> **Selected passage**

IU says the I-CARE 2 trial will measure the impact of the app on informal caregivers of patients living with ADRD.
“The I-CARE 2 trial will be nearly three times the size and a much broader study than the first one,” said Dr. Richard Holden, co–principal investigator. “This will be the definitive trial to tell us whether the app improves informal caregiver and patient health outcomes.”
The app aims to help caregivers manage behavioral and psychological symptoms of dementia, including wandering, agitation, depression, and insomnia. After six months of use, IU says the app was shown to ease caregiver burden and reduce behavioral symptoms in the dementia patients.
“Our first trial had a sample that was over 40% African American and we intend to continue our efforts to enroll a diverse sample, including a larger proportion of Hispanic participants,” Holden said. “We are trying to change the current trend that clinical trials in ADRD underrepresent racial and ethnic minority groups. Our interventions should work for everyone.”
IU School of Medicine Professor and co–principal investigator Dr. Malaz Boustani says the app also saves money for the healthcare insurance and payer.
“In one of our studies, it saved close to $3,500 per member per year,” said Boustani. “The I-CARE 2 trial and Brain CareNotes are trying to scale this evidence-based collaborative care model, so that the only thing you need is Internet connectivity and the ability to interact with a community health-based worker via this telehealth mode of delivery.”
The funding was awarded to researchers in IU’s School of Public Health and School of Medicine.

> **Task item**
List the behavioral and psychological symptoms of dementia that the I-CARE 2 passage names as symptoms the app aims to help caregivers manage.

> **Excerpted data**
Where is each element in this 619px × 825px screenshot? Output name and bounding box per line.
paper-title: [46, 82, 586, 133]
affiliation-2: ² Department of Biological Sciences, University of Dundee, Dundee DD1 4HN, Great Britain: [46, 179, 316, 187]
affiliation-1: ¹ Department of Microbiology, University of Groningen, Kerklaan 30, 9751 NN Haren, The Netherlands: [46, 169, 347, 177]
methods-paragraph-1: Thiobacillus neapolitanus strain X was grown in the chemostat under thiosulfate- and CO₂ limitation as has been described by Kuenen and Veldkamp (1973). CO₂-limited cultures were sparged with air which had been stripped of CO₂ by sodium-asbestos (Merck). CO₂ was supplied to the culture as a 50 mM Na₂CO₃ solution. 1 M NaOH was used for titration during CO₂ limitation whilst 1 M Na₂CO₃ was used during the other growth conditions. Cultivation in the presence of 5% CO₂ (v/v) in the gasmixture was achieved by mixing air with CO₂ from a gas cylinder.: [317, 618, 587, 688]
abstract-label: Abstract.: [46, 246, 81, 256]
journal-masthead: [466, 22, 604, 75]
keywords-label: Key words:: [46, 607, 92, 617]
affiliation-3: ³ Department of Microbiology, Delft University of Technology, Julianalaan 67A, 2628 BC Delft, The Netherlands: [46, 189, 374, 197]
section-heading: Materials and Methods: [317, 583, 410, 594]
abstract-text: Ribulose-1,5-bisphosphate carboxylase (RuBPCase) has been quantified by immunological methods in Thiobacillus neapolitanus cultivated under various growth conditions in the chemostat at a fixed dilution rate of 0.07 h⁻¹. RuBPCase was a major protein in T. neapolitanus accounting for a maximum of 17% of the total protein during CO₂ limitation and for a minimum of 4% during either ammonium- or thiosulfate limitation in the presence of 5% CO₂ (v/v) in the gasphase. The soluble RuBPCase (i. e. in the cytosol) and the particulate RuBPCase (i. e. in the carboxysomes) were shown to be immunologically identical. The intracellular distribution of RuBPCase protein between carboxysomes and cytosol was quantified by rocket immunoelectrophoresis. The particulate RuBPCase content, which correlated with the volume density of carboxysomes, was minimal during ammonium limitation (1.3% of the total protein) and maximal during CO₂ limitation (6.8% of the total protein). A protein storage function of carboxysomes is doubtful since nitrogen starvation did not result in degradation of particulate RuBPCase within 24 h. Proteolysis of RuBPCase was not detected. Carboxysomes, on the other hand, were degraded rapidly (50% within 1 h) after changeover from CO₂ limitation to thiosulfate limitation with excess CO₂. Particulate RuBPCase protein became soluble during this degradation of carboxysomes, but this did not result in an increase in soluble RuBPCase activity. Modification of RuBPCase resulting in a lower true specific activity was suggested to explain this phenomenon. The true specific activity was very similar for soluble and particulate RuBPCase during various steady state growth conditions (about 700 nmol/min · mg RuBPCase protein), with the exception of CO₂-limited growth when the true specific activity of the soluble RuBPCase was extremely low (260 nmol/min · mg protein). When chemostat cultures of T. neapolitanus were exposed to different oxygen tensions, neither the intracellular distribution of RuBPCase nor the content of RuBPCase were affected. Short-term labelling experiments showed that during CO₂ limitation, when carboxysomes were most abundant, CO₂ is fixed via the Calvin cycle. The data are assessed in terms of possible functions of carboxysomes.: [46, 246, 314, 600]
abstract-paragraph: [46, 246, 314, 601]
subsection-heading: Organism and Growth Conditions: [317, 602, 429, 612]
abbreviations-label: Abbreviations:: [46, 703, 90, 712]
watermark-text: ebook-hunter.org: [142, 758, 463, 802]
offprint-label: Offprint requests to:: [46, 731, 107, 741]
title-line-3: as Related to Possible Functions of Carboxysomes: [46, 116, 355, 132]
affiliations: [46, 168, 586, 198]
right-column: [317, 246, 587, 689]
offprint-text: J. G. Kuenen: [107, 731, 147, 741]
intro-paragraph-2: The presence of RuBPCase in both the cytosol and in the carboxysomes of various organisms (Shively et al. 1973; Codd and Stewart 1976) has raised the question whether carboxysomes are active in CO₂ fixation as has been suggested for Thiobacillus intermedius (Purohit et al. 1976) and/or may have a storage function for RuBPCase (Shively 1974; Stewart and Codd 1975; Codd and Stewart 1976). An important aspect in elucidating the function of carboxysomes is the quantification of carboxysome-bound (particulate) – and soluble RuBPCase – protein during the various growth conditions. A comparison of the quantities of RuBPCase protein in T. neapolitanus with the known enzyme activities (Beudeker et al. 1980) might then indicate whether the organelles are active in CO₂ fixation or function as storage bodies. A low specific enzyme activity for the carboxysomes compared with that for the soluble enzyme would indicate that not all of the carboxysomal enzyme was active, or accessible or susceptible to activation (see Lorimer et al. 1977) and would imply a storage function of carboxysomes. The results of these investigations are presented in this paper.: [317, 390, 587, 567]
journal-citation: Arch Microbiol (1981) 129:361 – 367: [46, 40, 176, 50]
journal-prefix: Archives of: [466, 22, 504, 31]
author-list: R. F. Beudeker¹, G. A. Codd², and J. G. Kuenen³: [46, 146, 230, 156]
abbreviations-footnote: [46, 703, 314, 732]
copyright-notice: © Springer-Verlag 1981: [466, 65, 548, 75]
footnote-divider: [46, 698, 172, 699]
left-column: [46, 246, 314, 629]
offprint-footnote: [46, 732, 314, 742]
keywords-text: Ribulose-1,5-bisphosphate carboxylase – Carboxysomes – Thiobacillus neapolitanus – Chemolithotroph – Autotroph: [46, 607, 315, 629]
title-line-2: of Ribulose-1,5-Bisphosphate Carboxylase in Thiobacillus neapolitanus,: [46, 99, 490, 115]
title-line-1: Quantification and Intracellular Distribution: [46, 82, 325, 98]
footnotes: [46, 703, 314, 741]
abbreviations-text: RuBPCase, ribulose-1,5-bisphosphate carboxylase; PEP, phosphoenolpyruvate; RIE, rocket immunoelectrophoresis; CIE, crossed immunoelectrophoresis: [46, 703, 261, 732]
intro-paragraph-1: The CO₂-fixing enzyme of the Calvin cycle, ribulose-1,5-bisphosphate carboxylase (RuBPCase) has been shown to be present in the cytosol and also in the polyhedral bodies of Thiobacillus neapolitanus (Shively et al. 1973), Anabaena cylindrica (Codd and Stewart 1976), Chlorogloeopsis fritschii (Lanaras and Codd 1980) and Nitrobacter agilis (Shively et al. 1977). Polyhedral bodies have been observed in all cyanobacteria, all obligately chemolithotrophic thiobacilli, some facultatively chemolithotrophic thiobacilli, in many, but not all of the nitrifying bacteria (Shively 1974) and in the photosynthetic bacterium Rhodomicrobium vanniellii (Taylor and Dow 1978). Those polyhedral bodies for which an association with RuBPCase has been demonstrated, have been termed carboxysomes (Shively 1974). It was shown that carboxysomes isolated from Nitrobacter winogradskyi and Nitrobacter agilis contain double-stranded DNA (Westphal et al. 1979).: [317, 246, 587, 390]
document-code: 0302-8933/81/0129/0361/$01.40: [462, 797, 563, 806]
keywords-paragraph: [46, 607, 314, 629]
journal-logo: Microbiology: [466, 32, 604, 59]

> **Written solution**
Wandering, agitation, depression, insomnia